[Stored data]
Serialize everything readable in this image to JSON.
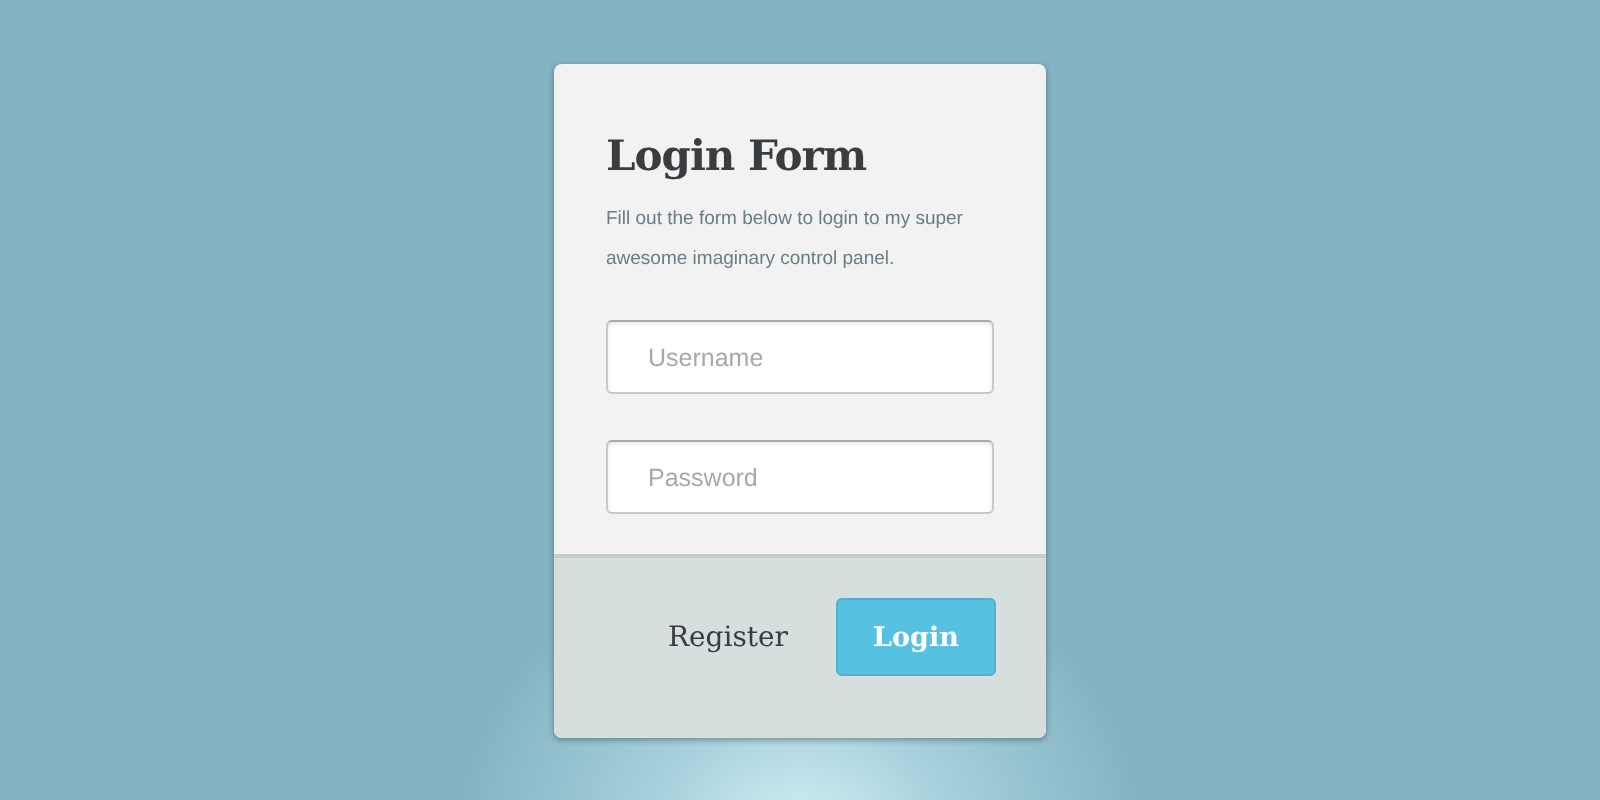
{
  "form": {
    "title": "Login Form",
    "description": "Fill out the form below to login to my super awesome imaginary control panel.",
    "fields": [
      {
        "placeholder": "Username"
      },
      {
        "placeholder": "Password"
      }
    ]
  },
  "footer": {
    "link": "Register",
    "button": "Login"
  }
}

» **PROBLEM TO SOLVE**: The entries above are to be returned exactly, without their pictures.

» **ANSWER TO THE PROBLEM**:
Serialize everything readable in this image to JSON.
{
  "form": {
    "title": "Login Form",
    "description": "Fill out the form below to login to my super awesome imaginary control panel.",
    "fields": [
      {
        "placeholder": "Username"
      },
      {
        "placeholder": "Password"
      }
    ]
  },
  "footer": {
    "link": "Register",
    "button": "Login"
  }
}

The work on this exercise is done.